GESTELLTE AUFGABE A
Wo wurde der humanoide Roboter Justin laut dem Text über ihn entwickelt?

##### DOKUMENTABSCHNITT #####

Oberpfaffenhofen – Justin hat etwas geschafft, was bisher noch nie einem Roboter gelungen ist: Er hat Wissenschaftler für einen kurzen Moment sprachlos gemacht. Sogar Berthold Bäuml, der den humanoiden Roboter mit seiner Forschungsgruppe am Deutschen Zentrum für Luft- und Raumfahrt (DLR) in Oberpfaffenhofen entwickelt hatte, war verblüfft, als er vor Kurzem beobachtete, wie Justin mit einem Würfel in der Hand Aufgaben löste, die ihm zuvor niemand beigebracht hatte. Er weiß, wie er Gegenstände richtig greift – sogar, wenn er sie noch nicht kennt. Und er kann Dinge in der Hand in jede gewünschte Richtung drehen – ohne dabei hinzusehen. Menschen greifen intuitiv, für Roboter ist es aber extrem schwierig. „Justin hat geschickte Bewegungsstrategien gefunden, bei denen wir uns hinterher tagelang gefragt haben: Wie macht er das genau?“, berichtet Bäuml. So hatten die Forscher beispielsweise beobachtet, wie er schlau einen Finger unter den Würfel geschoben habe, um ihn wieder hochzuheben, sollte er langsam runterrutschen.

##### ZU VERWENDENDE ZEILEN #####

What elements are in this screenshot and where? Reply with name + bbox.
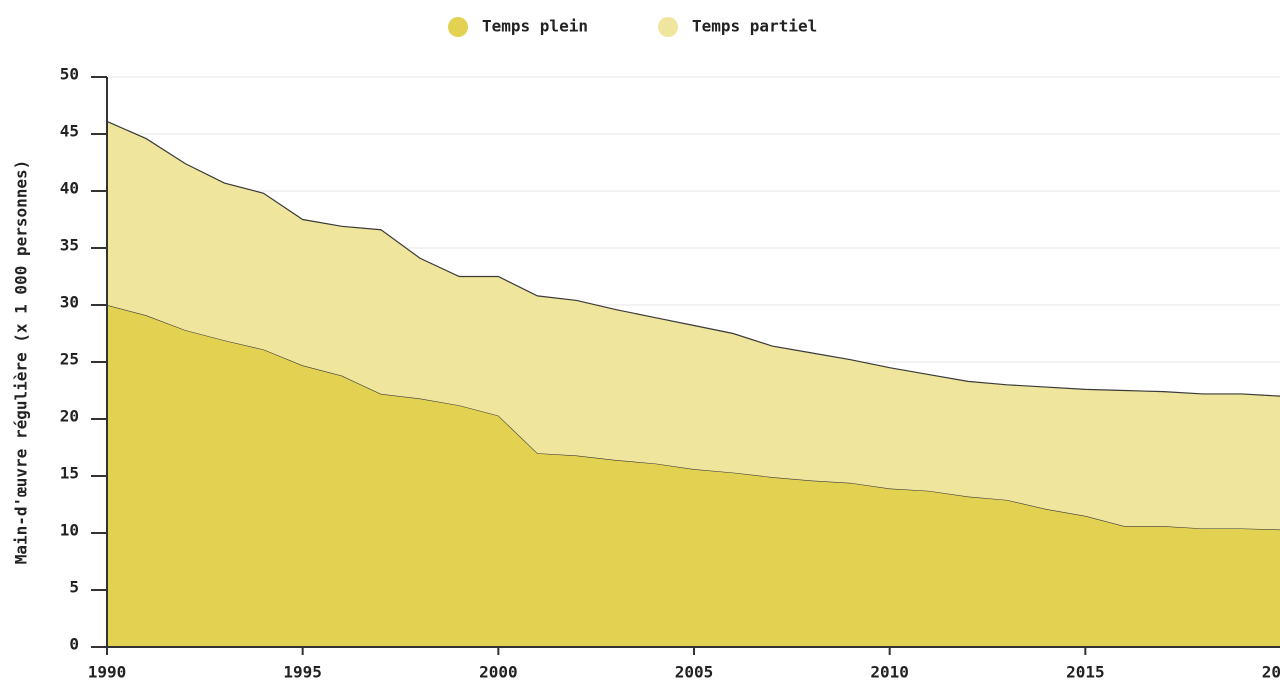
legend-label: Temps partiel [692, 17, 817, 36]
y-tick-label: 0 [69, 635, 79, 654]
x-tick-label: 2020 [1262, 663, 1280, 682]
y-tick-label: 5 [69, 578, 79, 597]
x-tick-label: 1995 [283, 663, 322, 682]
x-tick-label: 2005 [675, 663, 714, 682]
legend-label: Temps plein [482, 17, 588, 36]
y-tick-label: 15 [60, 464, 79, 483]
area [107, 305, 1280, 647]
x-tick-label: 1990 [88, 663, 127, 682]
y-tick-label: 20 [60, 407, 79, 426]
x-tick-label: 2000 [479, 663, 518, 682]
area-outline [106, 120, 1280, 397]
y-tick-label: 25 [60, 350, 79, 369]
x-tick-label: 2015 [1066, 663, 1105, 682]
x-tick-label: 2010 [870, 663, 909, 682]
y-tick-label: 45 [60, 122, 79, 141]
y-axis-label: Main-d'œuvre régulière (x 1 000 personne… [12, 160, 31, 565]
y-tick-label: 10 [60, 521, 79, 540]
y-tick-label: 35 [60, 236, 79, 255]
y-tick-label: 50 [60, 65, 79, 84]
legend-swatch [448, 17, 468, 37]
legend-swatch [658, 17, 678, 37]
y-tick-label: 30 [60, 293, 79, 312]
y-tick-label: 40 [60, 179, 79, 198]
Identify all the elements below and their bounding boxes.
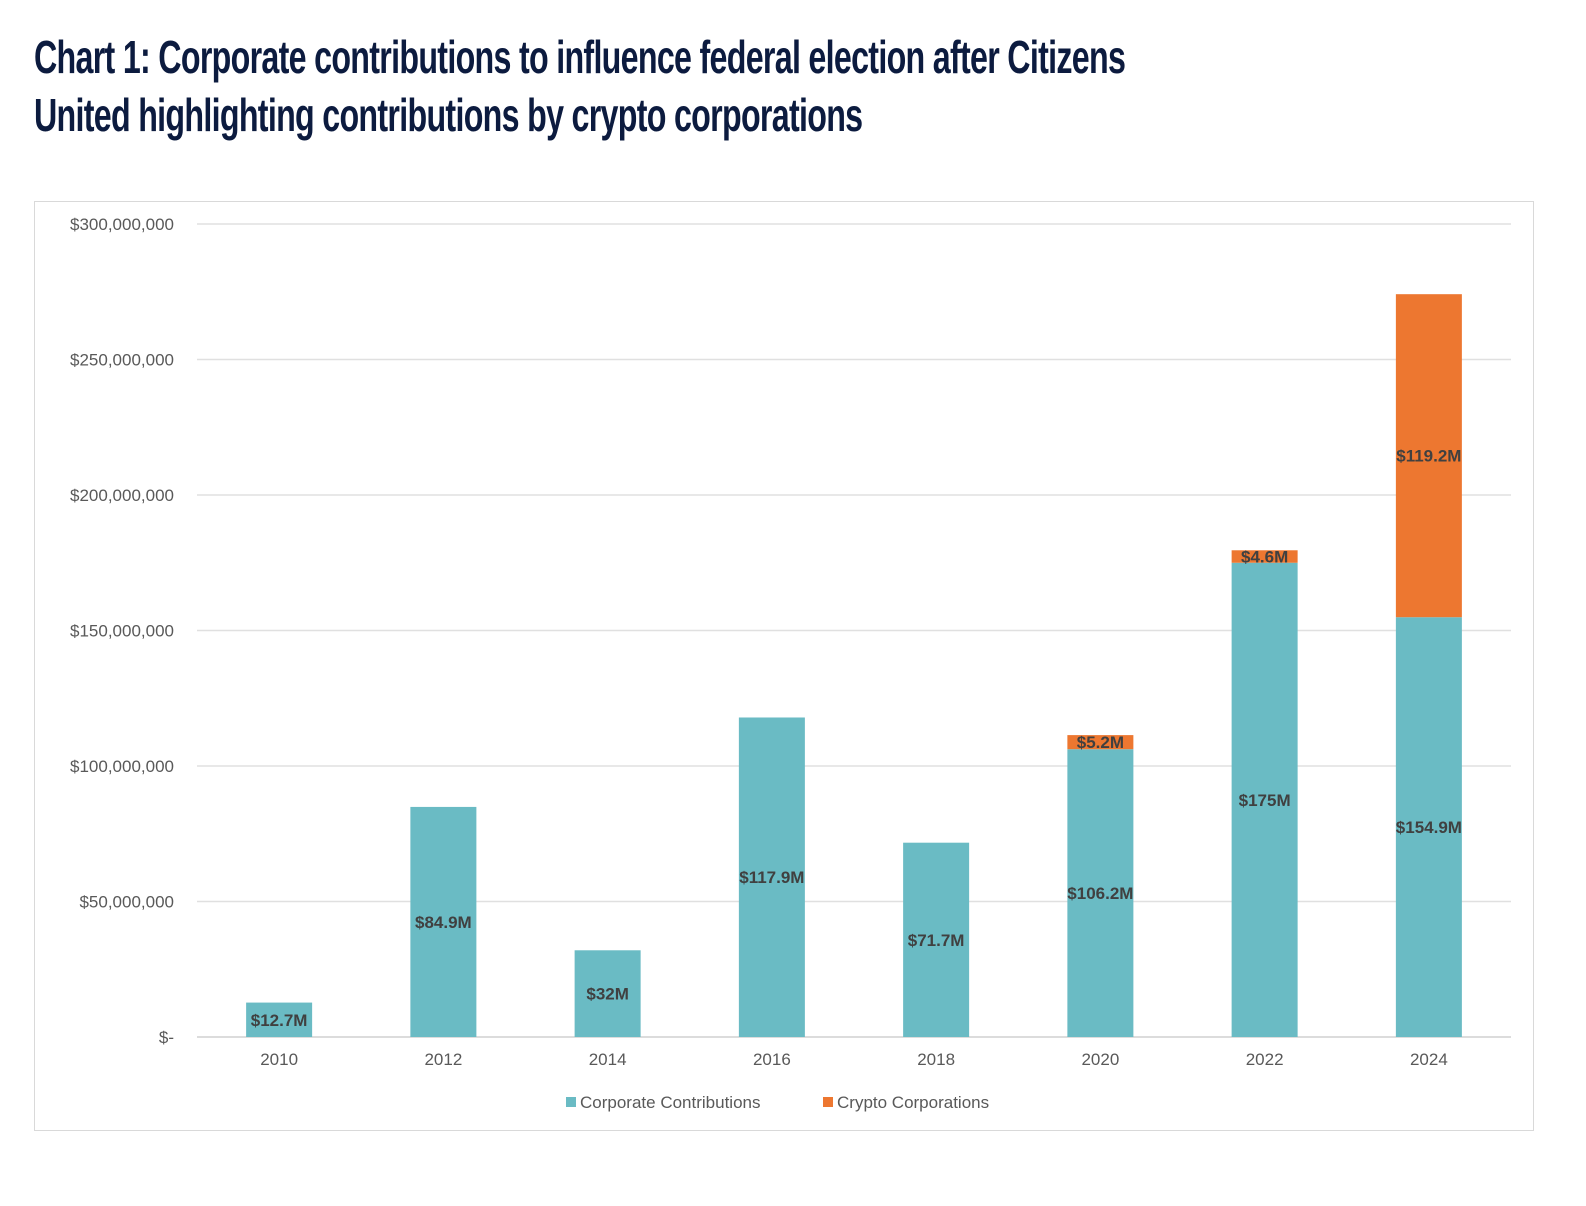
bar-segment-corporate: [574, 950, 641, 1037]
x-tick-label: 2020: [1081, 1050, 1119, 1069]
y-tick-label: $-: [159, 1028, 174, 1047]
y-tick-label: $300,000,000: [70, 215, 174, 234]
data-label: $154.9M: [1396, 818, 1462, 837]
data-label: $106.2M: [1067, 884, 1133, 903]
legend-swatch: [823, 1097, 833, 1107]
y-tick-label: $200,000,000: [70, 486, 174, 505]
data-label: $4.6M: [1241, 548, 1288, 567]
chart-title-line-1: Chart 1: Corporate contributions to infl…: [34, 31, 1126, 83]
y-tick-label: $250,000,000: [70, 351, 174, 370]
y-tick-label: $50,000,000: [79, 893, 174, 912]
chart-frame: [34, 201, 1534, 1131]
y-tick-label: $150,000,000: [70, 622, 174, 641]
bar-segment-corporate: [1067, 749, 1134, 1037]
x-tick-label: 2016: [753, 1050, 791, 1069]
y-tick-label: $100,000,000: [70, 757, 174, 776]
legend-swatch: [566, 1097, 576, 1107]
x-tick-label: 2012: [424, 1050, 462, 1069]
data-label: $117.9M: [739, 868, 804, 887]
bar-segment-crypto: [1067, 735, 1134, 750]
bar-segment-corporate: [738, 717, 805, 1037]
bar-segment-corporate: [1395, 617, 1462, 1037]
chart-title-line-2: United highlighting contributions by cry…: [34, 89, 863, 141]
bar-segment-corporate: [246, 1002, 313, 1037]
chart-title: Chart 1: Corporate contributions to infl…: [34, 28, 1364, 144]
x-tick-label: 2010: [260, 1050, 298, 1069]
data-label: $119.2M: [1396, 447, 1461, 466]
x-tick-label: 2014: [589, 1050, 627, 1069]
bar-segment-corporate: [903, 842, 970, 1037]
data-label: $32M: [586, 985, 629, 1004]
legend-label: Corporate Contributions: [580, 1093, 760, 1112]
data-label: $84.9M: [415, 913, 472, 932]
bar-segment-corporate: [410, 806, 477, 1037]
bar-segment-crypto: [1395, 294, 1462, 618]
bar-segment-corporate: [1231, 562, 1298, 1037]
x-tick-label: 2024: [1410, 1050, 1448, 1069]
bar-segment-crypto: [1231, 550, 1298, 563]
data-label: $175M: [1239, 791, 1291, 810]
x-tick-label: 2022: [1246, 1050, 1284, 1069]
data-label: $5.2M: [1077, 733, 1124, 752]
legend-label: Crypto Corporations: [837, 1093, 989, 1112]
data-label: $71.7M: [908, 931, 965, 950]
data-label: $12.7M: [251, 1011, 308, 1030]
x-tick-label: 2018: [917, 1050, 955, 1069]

#####

GESTELLTE AUFGABE B
Gib die Zeilen mit Koordinatenannotationen als Markdown-Tabelle mit den Spalten „Nummer“ und „Zeile“ aus, ohne Leerzeilen. Beginne mit der Zeile, die „bar-segment-corporate: [574, 950, 641, 1037]“ enthält, und höre nach der Zeile auf, die „chart-frame: [34, 201, 1534, 1131]“ enthält.

VOLLSTÄNDIGE ANTWORT A
Am Deutschen Zentrum für Luft- und Raumfahrt (DLR) in Oberpfaffenhofen.

VOLLSTÄNDIGE ANTWORT B
| Nummer | Zeile |
|---|---|
| 1 | bar-segment-corporate: [574, 950, 641, 1037] |
| 2 | x-tick-label: 2020: [1081, 1050, 1119, 1069] |
| 3 | y-tick-label: $-: [159, 1028, 174, 1047] |
| 4 | y-tick-label: $300,000,000: [70, 215, 174, 234] |
| 5 | data-label: $154.9M: [1396, 818, 1462, 837] |
| 6 | data-label: $106.2M: [1067, 884, 1133, 903] |
| 7 | legend-swatch: [823, 1097, 833, 1107] |
| 8 | y-tick-label: $200,000,000: [70, 486, 174, 505] |
| 9 | data-label: $4.6M: [1241, 548, 1288, 567] |
| 10 | chart-title-line-1: Chart 1: Corporate contributions to infl…: [34, 31, 1126, 83] |
| 11 | y-tick-label: $250,000,000: [70, 351, 174, 370] |
| 12 | y-tick-label: $50,000,000: [79, 893, 174, 912] |
| 13 | chart-frame: [34, 201, 1534, 1131] |